## What to work on:
Determine which lines contain the word "count", then copy those lines.

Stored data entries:
───

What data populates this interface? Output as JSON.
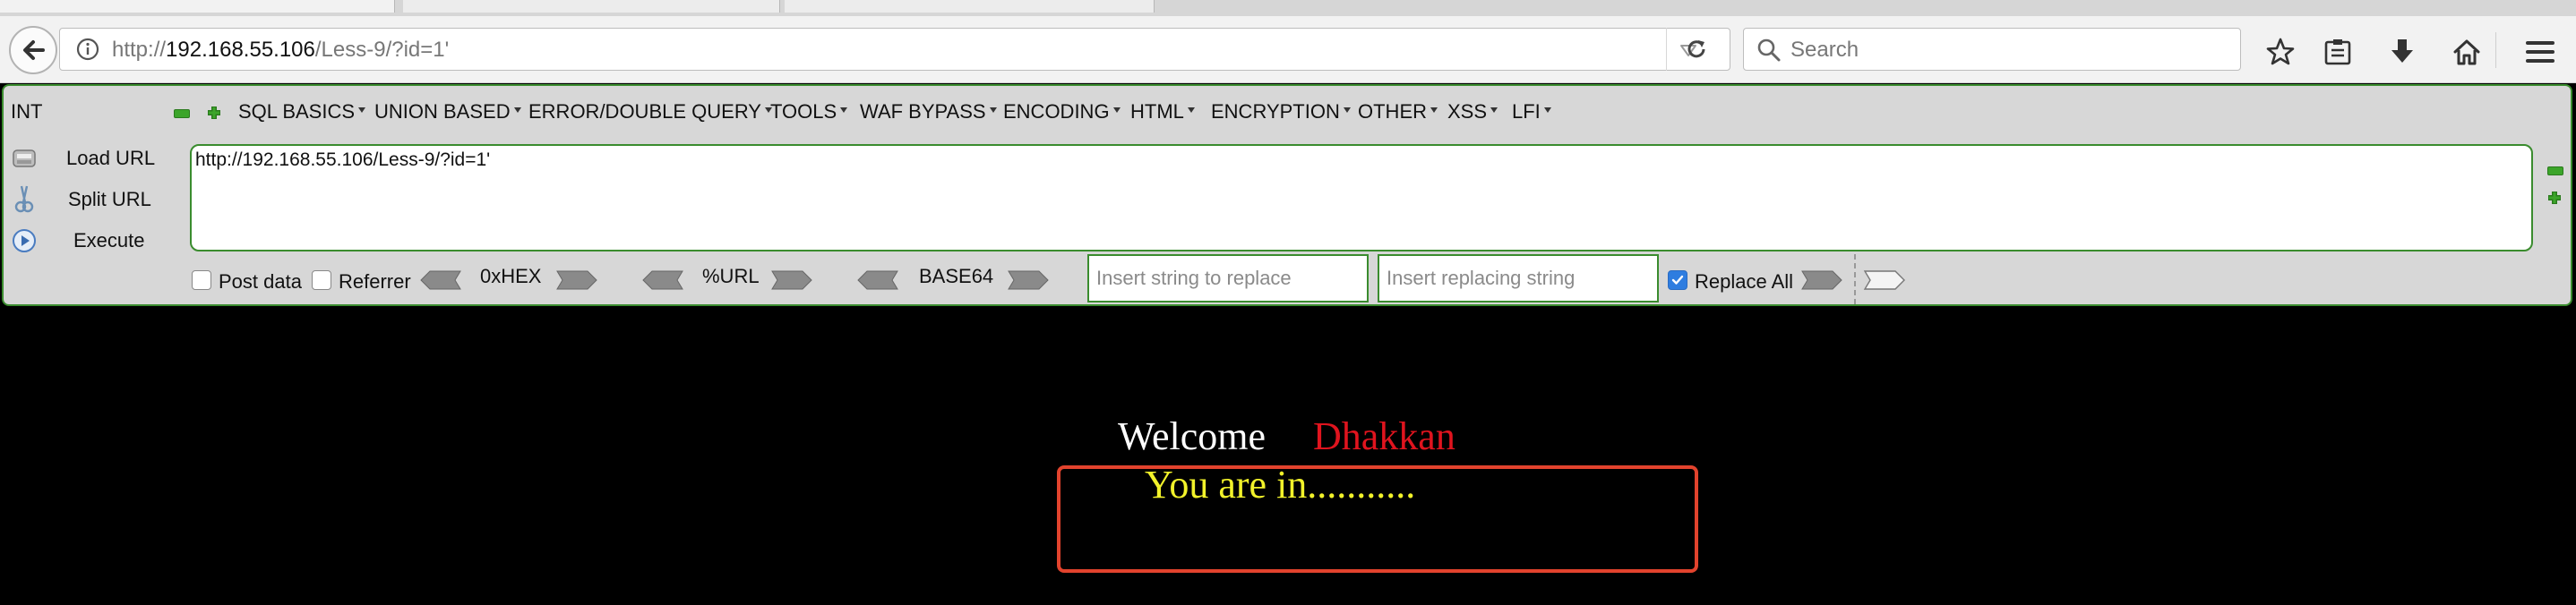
{
  "browser": {
    "url_scheme": "http://",
    "url_host": "192.168.55.106",
    "url_path": "/Less-9/?id=1'",
    "search_placeholder": "Search"
  },
  "hackbar": {
    "mode": "INT",
    "menu": [
      "SQL BASICS",
      "UNION BASED",
      "ERROR/DOUBLE QUERY",
      "TOOLS",
      "WAF BYPASS",
      "ENCODING",
      "HTML",
      "ENCRYPTION",
      "OTHER",
      "XSS",
      "LFI"
    ],
    "actions": {
      "load": "Load URL",
      "split": "Split URL",
      "execute": "Execute"
    },
    "url_value": "http://192.168.55.106/Less-9/?id=1'",
    "post_data_label": "Post data",
    "referrer_label": "Referrer",
    "hex_label": "0xHEX",
    "url_enc_label": "%URL",
    "base64_label": "BASE64",
    "replace_placeholder": "Insert string to replace",
    "replacing_placeholder": "Insert replacing string",
    "replace_all_label": "Replace All",
    "post_data_checked": false,
    "referrer_checked": false,
    "replace_all_checked": true
  },
  "page": {
    "welcome": "Welcome",
    "username": "Dhakkan",
    "status": "You are in..........."
  },
  "colors": {
    "hackbar_border": "#3a8c2e",
    "username": "#e0141e",
    "status": "#f2f22a",
    "highlight_box": "#e2432d"
  }
}
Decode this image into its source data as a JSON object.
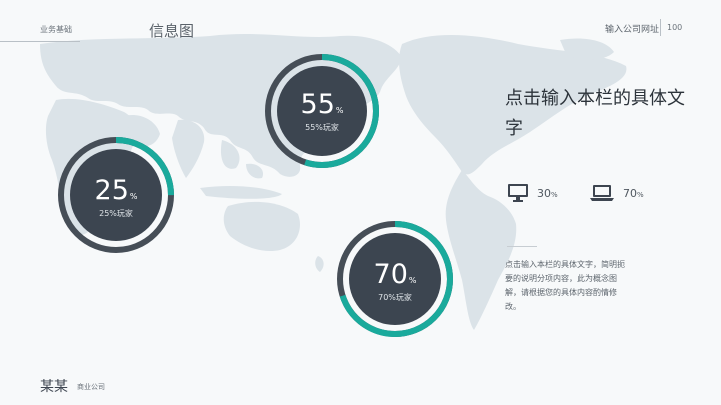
{
  "header": {
    "section_tag": "业务基础",
    "title": "信息图",
    "company_url": "输入公司网址",
    "page_number": "100"
  },
  "rings": [
    {
      "value": "55",
      "unit": "%",
      "caption": "55%玩家",
      "percent": 55
    },
    {
      "value": "25",
      "unit": "%",
      "caption": "25%玩家",
      "percent": 25
    },
    {
      "value": "70",
      "unit": "%",
      "caption": "70%玩家",
      "percent": 70
    }
  ],
  "panel": {
    "headline": "点击输入本栏的具体文字",
    "devices": [
      {
        "icon": "monitor-icon",
        "value": "30",
        "unit": "%"
      },
      {
        "icon": "laptop-icon",
        "value": "70",
        "unit": "%"
      }
    ],
    "description": "点击输入本栏的具体文字，简明扼要的说明分项内容，此为概念图解，请根据您的具体内容酌情修改。"
  },
  "footer": {
    "company_name": "某某",
    "company_suffix": "商业公司"
  },
  "colors": {
    "accent": "#1aaa9c",
    "ring_dark": "#464e57",
    "center": "#3c4550",
    "map": "#dbe3e8"
  }
}
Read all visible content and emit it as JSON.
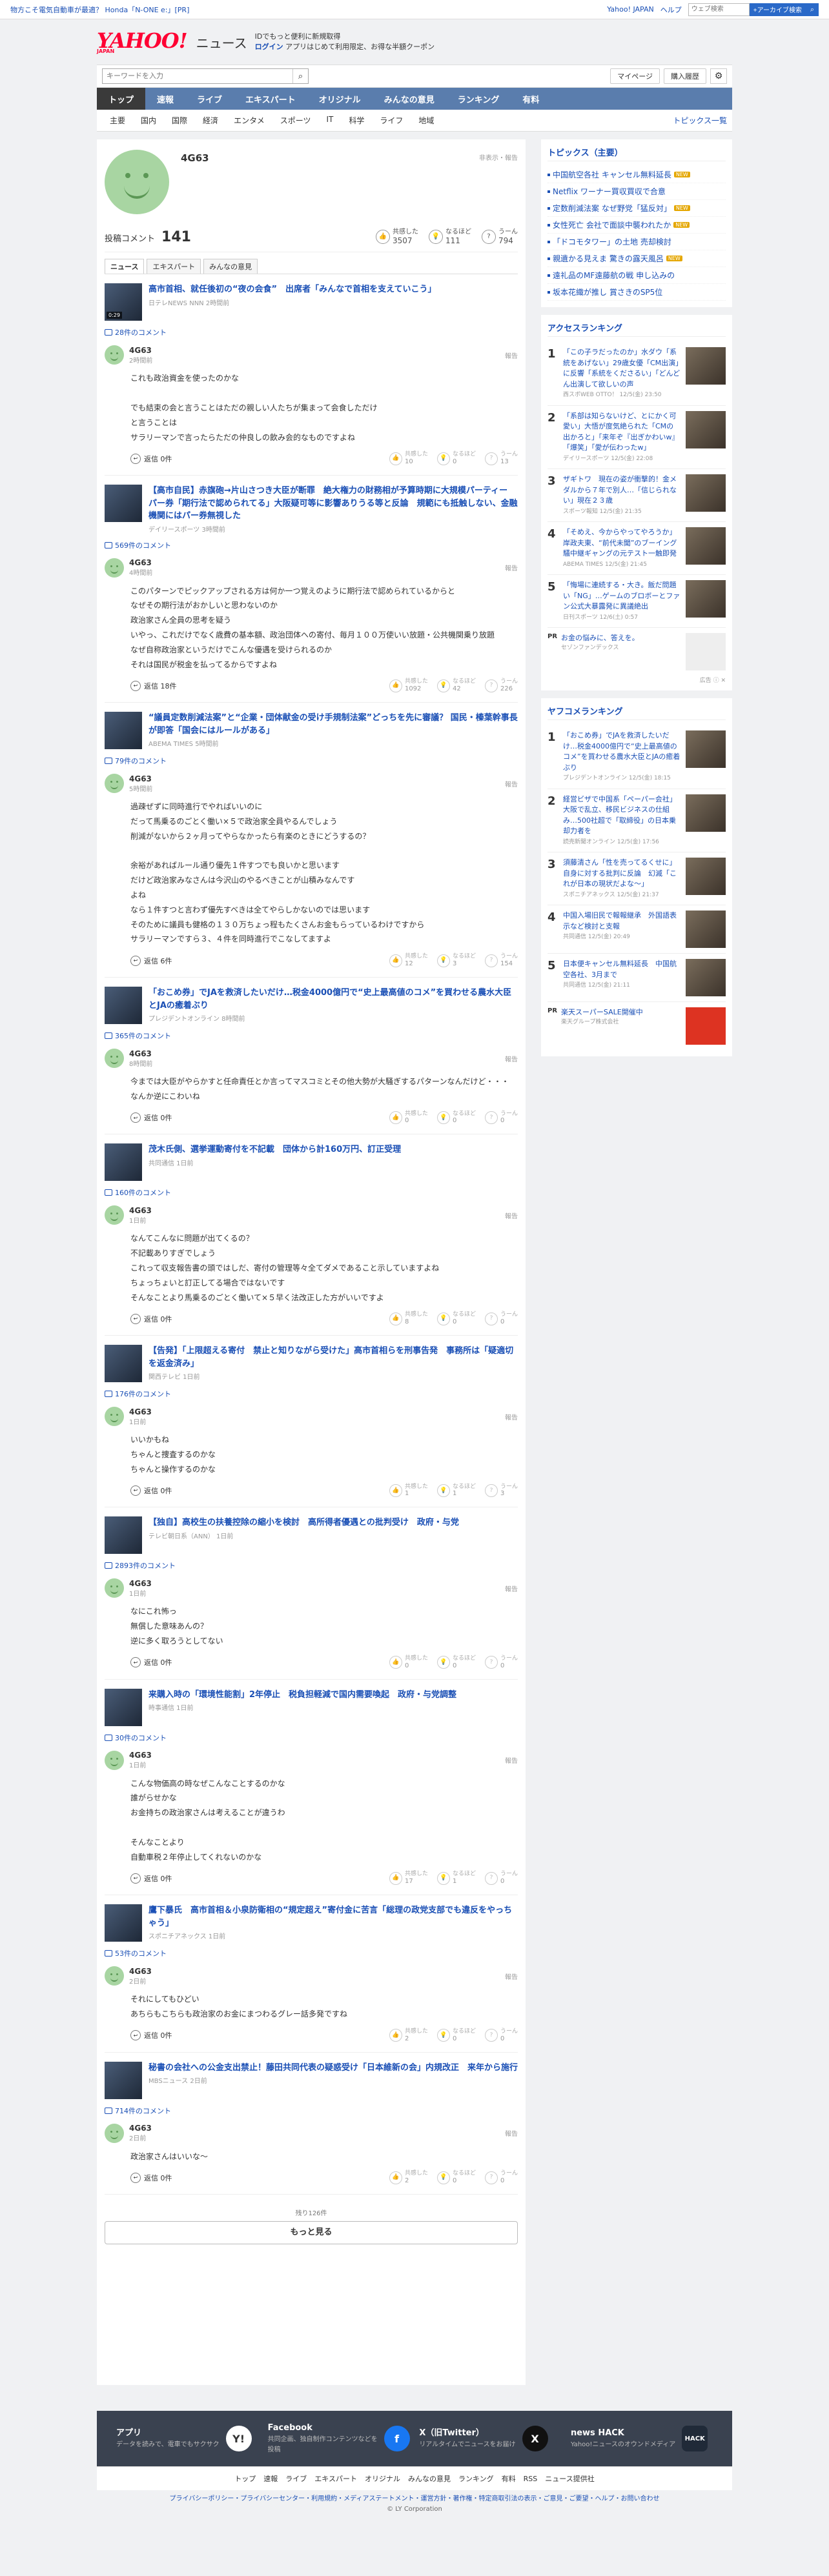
{
  "topbar": {
    "ad": "物方こそ電気自動車が最適？ Honda「N-ONE e:」[PR]",
    "links": [
      "Yahoo! JAPAN",
      "ヘルプ"
    ],
    "search_placeholder": "ウェブ検索",
    "search_btn": "+アーカイブ検索"
  },
  "header": {
    "logo": "YAHOO!",
    "logo_sub": "JAPAN",
    "service": "ニュース",
    "promo1": "IDでもっと便利に新規取得",
    "promo2": "ログイン",
    "promo3": "アプリはじめて利用限定、お得な半額クーポン"
  },
  "search": {
    "placeholder": "キーワードを入力",
    "mypage": "マイページ",
    "purchase": "購入履歴"
  },
  "catnav": [
    "トップ",
    "速報",
    "ライブ",
    "エキスパート",
    "オリジナル",
    "みんなの意見",
    "ランキング",
    "有料"
  ],
  "subnav": {
    "items": [
      "主要",
      "国内",
      "国際",
      "経済",
      "エンタメ",
      "スポーツ",
      "IT",
      "科学",
      "ライフ",
      "地域"
    ],
    "topics": "トピックス一覧"
  },
  "profile": {
    "name": "4G63",
    "meta": "非表示・報告",
    "posts_label": "投稿コメント",
    "posts": "141",
    "reactions": [
      {
        "label": "共感した",
        "value": "3507"
      },
      {
        "label": "なるほど",
        "value": "111"
      },
      {
        "label": "うーん",
        "value": "794"
      }
    ],
    "tabs": [
      "ニュース",
      "エキスパート",
      "みんなの意見"
    ]
  },
  "entries": [
    {
      "title": "高市首相、就任後初の“夜の会食”　出席者「みんなで首相を支えていこう」",
      "source": "日テレNEWS NNN 2時間前",
      "thumb": "0:29",
      "count": "28件のコメント",
      "time": "2時間前",
      "text": "これも政治資金を使ったのかな\n\nでも結束の会と言うことはただの親しい人たちが集まって会食しただけ\nと言うことは\nサラリーマンで言ったらただの仲良しの飲み会的なものですよね",
      "reply": "返信 0件",
      "votes": [
        "10",
        "0",
        "13"
      ]
    },
    {
      "title": "【高市自民】赤旗砲→片山さつき大臣が断罪　絶大権力の財務相が予算時期に大規模パーティー　パー券「期行法で認められてる」大阪疑可等に影響ありうる等と反論　規範にも抵触しない、金融機関にはパー券無視した",
      "source": "デイリースポーツ 3時間前",
      "count": "569件のコメント",
      "time": "4時間前",
      "text": "このパターンでピックアップされる方は何か一つ覚えのように期行法で認められているからと\nなぜその期行法がおかしいと思わないのか\n政治家さん全員の思考を疑う\nいやっ、これだけでなく歳費の基本額、政治団体への寄付、毎月１００万使いい放題・公共機関乗り放題\nなぜ自称政治家というだけでこんな優遇を受けられるのか\nそれは国民が税金を払ってるからですよね",
      "reply": "返信 18件",
      "votes": [
        "1092",
        "42",
        "226"
      ]
    },
    {
      "title": "“議員定数削減法案”と“企業・団体献金の受け手規制法案”どっちを先に審議？ 国民・榛葉幹事長が即答「国会にはルールがある」",
      "source": "ABEMA TIMES 5時間前",
      "count": "79件のコメント",
      "time": "5時間前",
      "text": "過疎ぜずに同時進行でやればいいのに\nだって馬乗るのごとく働い×５で政治家全員やるんでしょう\n削減がないから２ヶ月ってやらなかったら有楽のときにどうするの？\n\n余裕があればルール通り優先１件すつでも良いかと思います\nだけど政治家みなさんは今沢山のやるべきことが山積みなんです\nよね\nなら１件すつと言わず優先すべきは全てやらしかないのでは思います\nそのために議員も健格の１３０万ちょっ程もたくさんお金もらっているわけですから\nサラリーマンですら３、４件を同時進行でこなしてますよ",
      "reply": "返信 6件",
      "votes": [
        "12",
        "3",
        "154"
      ]
    },
    {
      "title": "「おこめ券」でJAを救済したいだけ…税金4000億円で“史上最高値のコメ”を買わせる農水大臣とJAの癒着ぶり",
      "source": "プレジデントオンライン 8時間前",
      "count": "365件のコメント",
      "time": "8時間前",
      "text": "今までは大臣がやらかすと任命責任とか言ってマスコミとその他大勢が大騒ぎするパターンなんだけど・・・\nなんか逆にこわいね",
      "reply": "返信 0件",
      "votes": [
        "0",
        "0",
        "0"
      ]
    },
    {
      "title": "茂木氏側、選挙運動寄付を不記載　団体から計160万円、訂正受理",
      "source": "共同通信 1日前",
      "count": "160件のコメント",
      "time": "1日前",
      "text": "なんてこんなに問題が出てくるの？\n不記載ありすぎでしょう\nこれって収支報告書の頭ではしだ、寄付の管理等々全てダメであること示していますよね\nちょっちょいと訂正してる場合ではないです\nそんなことより馬乗るのごとく働いて×５早く法改正した方がいいですよ",
      "reply": "返信 0件",
      "votes": [
        "8",
        "0",
        "0"
      ]
    },
    {
      "title": "【告発】「上限超える寄付　禁止と知りながら受けた」高市首相らを刑事告発　事務所は「疑適切を返金済み」",
      "source": "関西テレビ 1日前",
      "count": "176件のコメント",
      "time": "1日前",
      "text": "いいかもね\nちゃんと捜査するのかな\nちゃんと操作するのかな",
      "reply": "返信 0件",
      "votes": [
        "1",
        "1",
        "3"
      ]
    },
    {
      "title": "【独自】高校生の扶養控除の縮小を検討　高所得者優遇との批判受け　政府・与党",
      "source": "テレビ朝日系（ANN） 1日前",
      "count": "2893件のコメント",
      "time": "1日前",
      "text": "なにこれ怖っ\n無償した意味あんの？\n逆に多く取ろうとしてない",
      "reply": "返信 0件",
      "votes": [
        "0",
        "0",
        "0"
      ]
    },
    {
      "title": "来購入時の「環境性能割」2年停止　税負担軽減で国内需要喚起　政府・与党調整",
      "source": "時事通信 1日前",
      "count": "30件のコメント",
      "time": "1日前",
      "text": "こんな物価高の時なぜこんなことするのかな\n誰がらせかな\nお金持ちの政治家さんは考えることが違うわ\n\nそんなことより\n自動車税２年停止してくれないのかな",
      "reply": "返信 0件",
      "votes": [
        "17",
        "1",
        "0"
      ]
    },
    {
      "title": "鷹下暴氏　高市首相＆小泉防衛相の“規定超え”寄付金に苦言「総理の政党支部でも違反をやっちゃう」",
      "source": "スポニチアネックス 1日前",
      "count": "53件のコメント",
      "time": "2日前",
      "text": "それにしてもひどい\nあちらもこちらも政治家のお金にまつわるグレー話多発ですね",
      "reply": "返信 0件",
      "votes": [
        "2",
        "0",
        "0"
      ]
    },
    {
      "title": "秘書の会社への公金支出禁止！藤田共同代表の疑惑受け「日本維新の会」内規改正　来年から施行",
      "source": "MBSニュース 2日前",
      "count": "714件のコメント",
      "time": "2日前",
      "text": "政治家さんはいいな〜",
      "reply": "返信 0件",
      "votes": [
        "2",
        "0",
        "0"
      ]
    }
  ],
  "vote_labels": [
    "共感した",
    "なるほど",
    "うーん"
  ],
  "comment_user": "4G63",
  "report_label": "報告",
  "more": {
    "remain": "残り126件",
    "button": "もっと見る"
  },
  "topics": {
    "title": "トピックス（主要）",
    "items": [
      {
        "text": "中国航空各社 キャンセル無料延長",
        "badge": "NEW"
      },
      {
        "text": "Netflix ワーナー買収買収で合意",
        "badge": ""
      },
      {
        "text": "定数削減法案 なぜ野党「猛反対」",
        "badge": "NEW"
      },
      {
        "text": "女性死亡 会社で面談中襲われたか",
        "badge": "NEW"
      },
      {
        "text": "「ドコモタワー」の土地 売却検討",
        "badge": ""
      },
      {
        "text": "親遺かる見えま 驚きの露天風呂",
        "badge": "NEW"
      },
      {
        "text": "遠礼品のMF遠藤航の戦 申し込みの",
        "badge": ""
      },
      {
        "text": "坂本花織が推し 賞さきのSP5位",
        "badge": ""
      }
    ]
  },
  "access": {
    "title": "アクセスランキング",
    "items": [
      {
        "n": "1",
        "t": "「この子ラだったのか」水ダウ「系統をあげない」29歳女優「CM出演」に反響「系統をくださるい」「どんどん出演して欲しいの声",
        "s": "西スポWEB OTTO！ 12/5(金) 23:50"
      },
      {
        "n": "2",
        "t": "「系部は知らないけど、とにかく可愛い」大悟が度気絶られた「CMの出かろと」「来年ぞ『出ぎかわいw』「爆笑」「愛が伝わったw」",
        "s": "デイリースポーツ 12/5(金) 22:08"
      },
      {
        "n": "3",
        "t": "ザギトワ　現在の姿が衝撃的！金メダルから７年で別人…「信じられない」現在２３歳",
        "s": "スポーツ報知 12/5(金) 21:35"
      },
      {
        "n": "4",
        "t": "「そめえ、今からやってやろうか」岸政夫東、“前代未聞”のブーイング騒中継ギャングの元テスト一触即発",
        "s": "ABEMA TIMES 12/5(金) 21:45"
      },
      {
        "n": "5",
        "t": "「悔場に連続する・大き。飯だ問題い「NG」…ゲームのブロボーとファン公式大暴露発に異議絶出",
        "s": "日刊スポーツ 12/6(土) 0:57"
      }
    ],
    "pr": {
      "label": "PR",
      "t": "お金の悩みに、答えを。",
      "s": "セゾンファンデックス"
    },
    "adfoot": "広告 ⓘ ✕"
  },
  "yafoo": {
    "title": "ヤフコメランキング",
    "items": [
      {
        "n": "1",
        "t": "「おこめ券」でJAを救済したいだけ…税金4000億円で“史上最高値のコメ”を買わせる農水大臣とJAの癒着ぶり",
        "s": "プレジデントオンライン 12/5(金) 18:15"
      },
      {
        "n": "2",
        "t": "経営ビザで中国系「ペーパー会社」大阪で乱立、移民ビジネスの仕組み…500社超で「取締役」の日本乗却力者を",
        "s": "読売新聞オンライン 12/5(金) 17:56"
      },
      {
        "n": "3",
        "t": "須藤清さん「性を売ってるくせに」自身に対する批判に反論　幻滅「これが日本の現状だよな～」",
        "s": "スポニチアネックス 12/5(金) 21:37"
      },
      {
        "n": "4",
        "t": "中国入場旧民で報報継承　外国語表示など検討と支報",
        "s": "共同通信 12/5(金) 20:49"
      },
      {
        "n": "5",
        "t": "日本便キャンセル無料延長　中国航空各社、3月まで",
        "s": "共同通信 12/5(金) 21:11"
      }
    ],
    "pr": {
      "label": "PR",
      "t": "楽天スーパーSALE開催中",
      "s": "楽天グループ株式会社"
    }
  },
  "footer": {
    "cards": [
      {
        "title": "アプリ",
        "desc": "データを読みで、電車でもサクサク",
        "icon": "Y!"
      },
      {
        "title": "Facebook",
        "desc": "共同企画、独自制作コンテンツなどを投稿",
        "icon": "f"
      },
      {
        "title": "X（旧Twitter）",
        "desc": "リアルタイムでニュースをお届け",
        "icon": "X"
      },
      {
        "title": "news HACK",
        "desc": "Yahoo!ニュースのオウンドメディア",
        "icon": "HACK"
      }
    ],
    "links": [
      "トップ",
      "速報",
      "ライブ",
      "エキスパート",
      "オリジナル",
      "みんなの意見",
      "ランキング",
      "有料",
      "RSS",
      "ニュース提供社"
    ],
    "legal": "プライバシーポリシー・プライバシーセンター・利用規約・メディアステートメント・運営方針・著作権・特定商取引法の表示・ご意見・ご要望・ヘルプ・お問い合わせ",
    "copyright": "© LY Corporation"
  }
}
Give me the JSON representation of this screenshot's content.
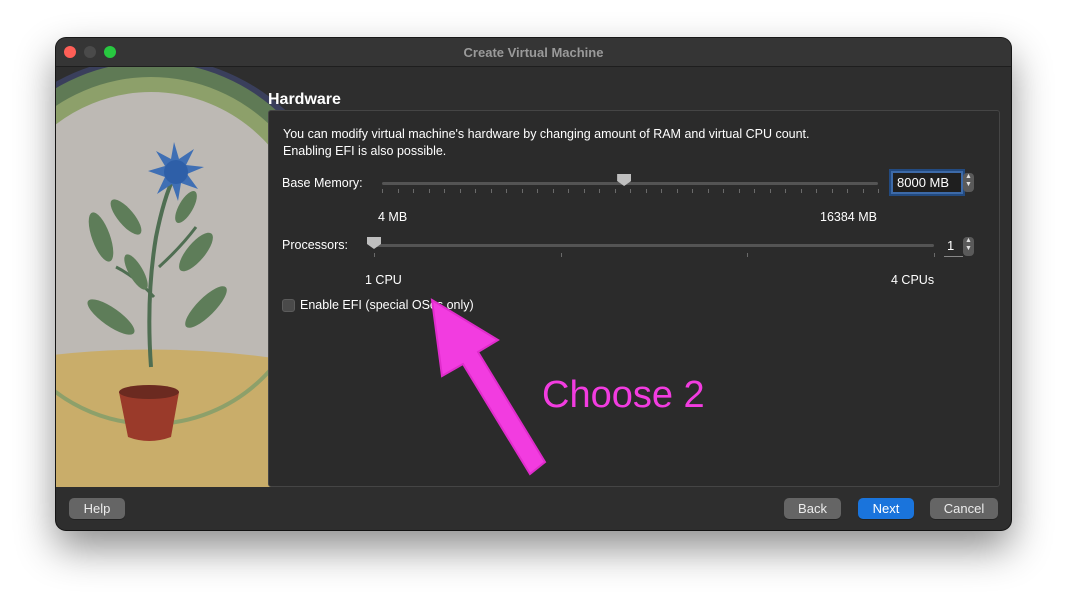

───

## Full solution:
      "count": "28件のコメント",
      "count": "569件のコメント",
      "count": "79件のコメント",
      "count": "365件のコメント",
      "count": "160件のコメント",
      "count": "176件のコメント",
      "count": "2893件のコメント",
      "count": "30件のコメント",
      "count": "53件のコメント",
      "count": "714件のコメント",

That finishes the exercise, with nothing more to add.